Select, from the material below, each line with "计数单位也相同" in it.

_ _ _ _ _ _ _

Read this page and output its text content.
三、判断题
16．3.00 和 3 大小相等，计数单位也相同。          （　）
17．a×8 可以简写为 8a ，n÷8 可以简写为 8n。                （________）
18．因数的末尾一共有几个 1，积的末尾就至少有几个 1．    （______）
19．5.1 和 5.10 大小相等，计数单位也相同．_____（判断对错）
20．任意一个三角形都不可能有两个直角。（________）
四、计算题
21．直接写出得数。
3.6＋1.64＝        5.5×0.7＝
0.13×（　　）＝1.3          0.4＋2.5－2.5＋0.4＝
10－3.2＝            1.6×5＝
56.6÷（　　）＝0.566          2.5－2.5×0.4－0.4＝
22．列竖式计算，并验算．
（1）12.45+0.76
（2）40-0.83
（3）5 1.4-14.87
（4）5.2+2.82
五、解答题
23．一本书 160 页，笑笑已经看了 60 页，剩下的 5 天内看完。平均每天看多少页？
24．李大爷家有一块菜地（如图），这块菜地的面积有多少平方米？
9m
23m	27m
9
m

_ _ _ _ _ _ _

◆ Response ◆
16．3.00 和 3 大小相等，计数单位也相同。          （　）
19．5.1 和 5.10 大小相等，计数单位也相同．_____（判断对错）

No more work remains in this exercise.